• DO THIS
Where a line holds the word "können", copy that line.

#####

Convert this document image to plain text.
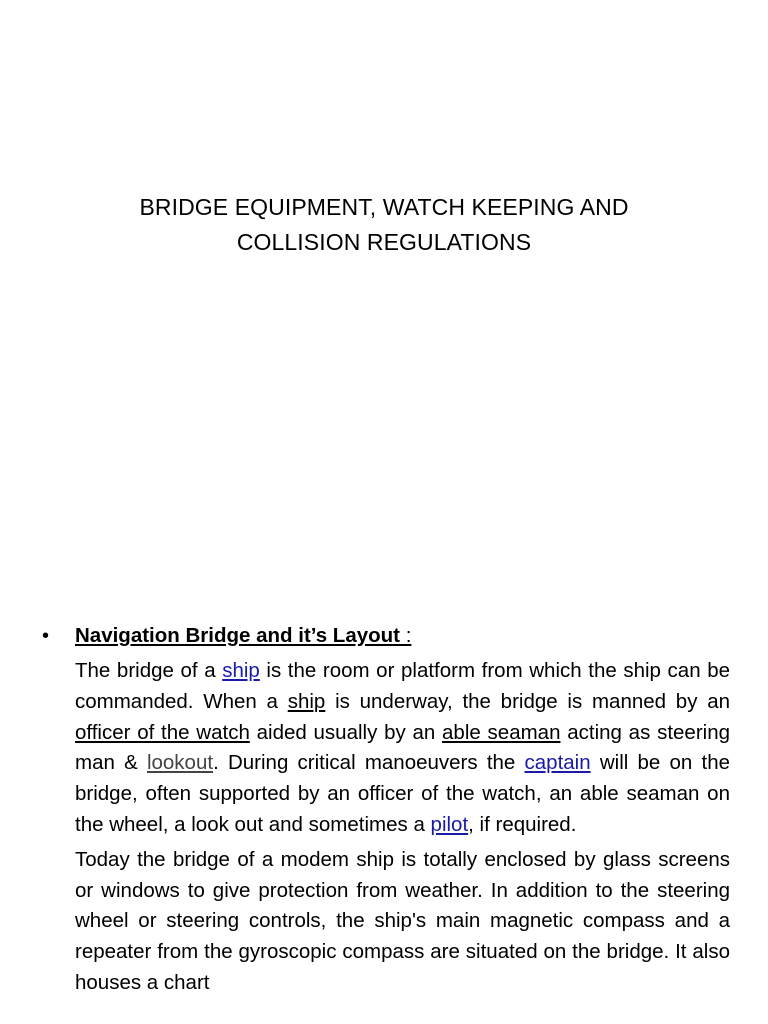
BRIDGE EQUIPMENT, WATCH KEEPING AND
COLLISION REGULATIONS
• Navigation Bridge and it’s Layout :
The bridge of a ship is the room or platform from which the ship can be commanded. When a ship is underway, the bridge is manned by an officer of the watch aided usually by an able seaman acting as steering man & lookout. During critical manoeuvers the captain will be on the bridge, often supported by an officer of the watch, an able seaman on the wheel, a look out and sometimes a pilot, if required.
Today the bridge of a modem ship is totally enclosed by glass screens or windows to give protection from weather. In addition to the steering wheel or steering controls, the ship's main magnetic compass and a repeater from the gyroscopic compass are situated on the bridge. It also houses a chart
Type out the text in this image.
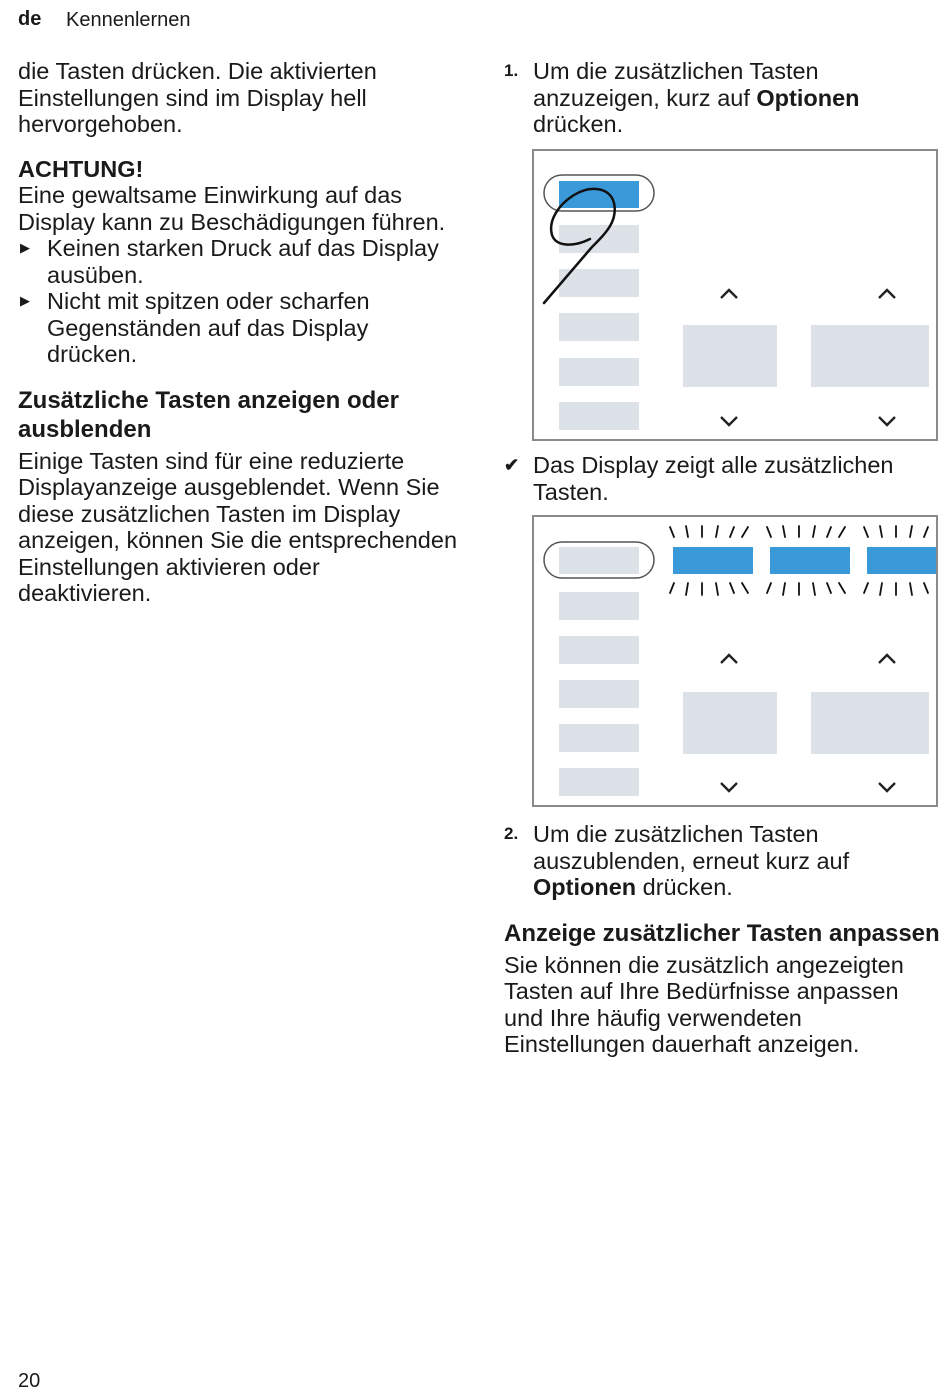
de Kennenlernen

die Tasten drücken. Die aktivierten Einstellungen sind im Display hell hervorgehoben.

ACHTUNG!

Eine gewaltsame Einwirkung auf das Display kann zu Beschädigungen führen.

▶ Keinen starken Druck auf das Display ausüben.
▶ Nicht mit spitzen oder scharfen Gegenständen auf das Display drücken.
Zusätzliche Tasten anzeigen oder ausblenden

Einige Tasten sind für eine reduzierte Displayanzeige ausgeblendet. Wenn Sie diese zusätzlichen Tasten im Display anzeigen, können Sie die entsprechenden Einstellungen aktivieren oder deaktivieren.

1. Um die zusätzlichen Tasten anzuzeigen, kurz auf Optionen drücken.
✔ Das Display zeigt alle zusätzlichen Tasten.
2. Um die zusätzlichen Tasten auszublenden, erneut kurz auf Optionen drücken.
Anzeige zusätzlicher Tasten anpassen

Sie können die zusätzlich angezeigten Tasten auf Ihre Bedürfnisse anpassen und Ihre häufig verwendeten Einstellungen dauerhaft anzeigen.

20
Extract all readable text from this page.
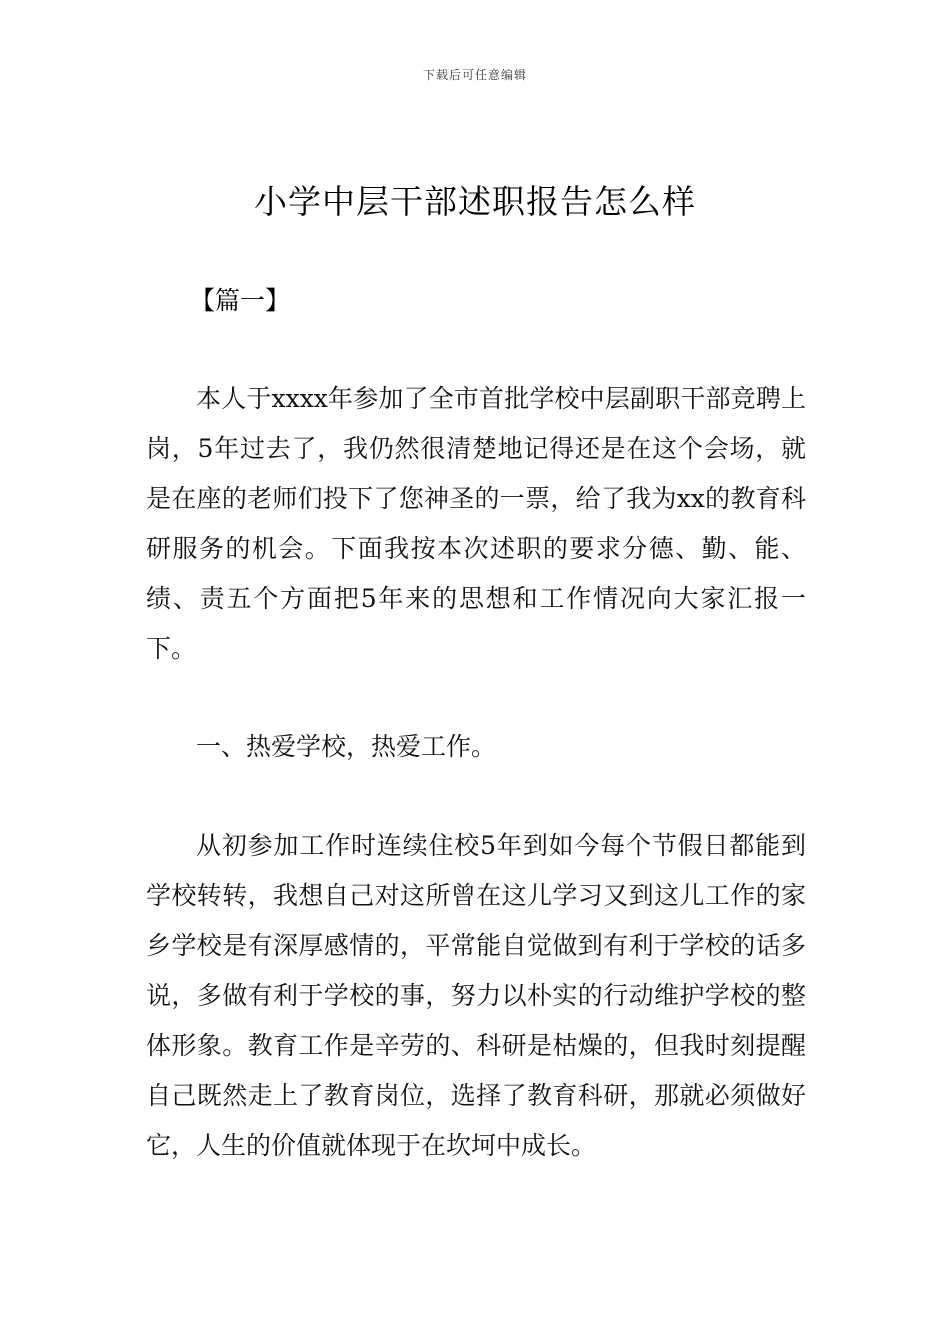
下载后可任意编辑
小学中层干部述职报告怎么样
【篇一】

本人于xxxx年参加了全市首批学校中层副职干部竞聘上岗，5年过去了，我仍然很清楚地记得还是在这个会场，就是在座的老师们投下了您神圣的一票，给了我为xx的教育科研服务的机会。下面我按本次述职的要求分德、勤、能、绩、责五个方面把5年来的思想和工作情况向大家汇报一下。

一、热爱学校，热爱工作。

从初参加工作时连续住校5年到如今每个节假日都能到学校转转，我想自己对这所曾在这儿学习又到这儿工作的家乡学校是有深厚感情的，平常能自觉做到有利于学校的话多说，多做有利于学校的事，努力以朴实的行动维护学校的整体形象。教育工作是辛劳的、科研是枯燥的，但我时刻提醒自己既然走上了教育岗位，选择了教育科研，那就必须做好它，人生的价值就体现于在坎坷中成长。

#####

• TASK RESPONSE
Einige Tasten sind für eine reduzierte Displayanzeige ausgeblendet. Wenn Sie diese zusätzlichen Tasten im Display anzeigen, können Sie die entsprechenden Einstellungen aktivieren oder deaktivieren.
Sie können die zusätzlich angezeigten Tasten auf Ihre Bedürfnisse anpassen und Ihre häufig verwendeten Einstellungen dauerhaft anzeigen.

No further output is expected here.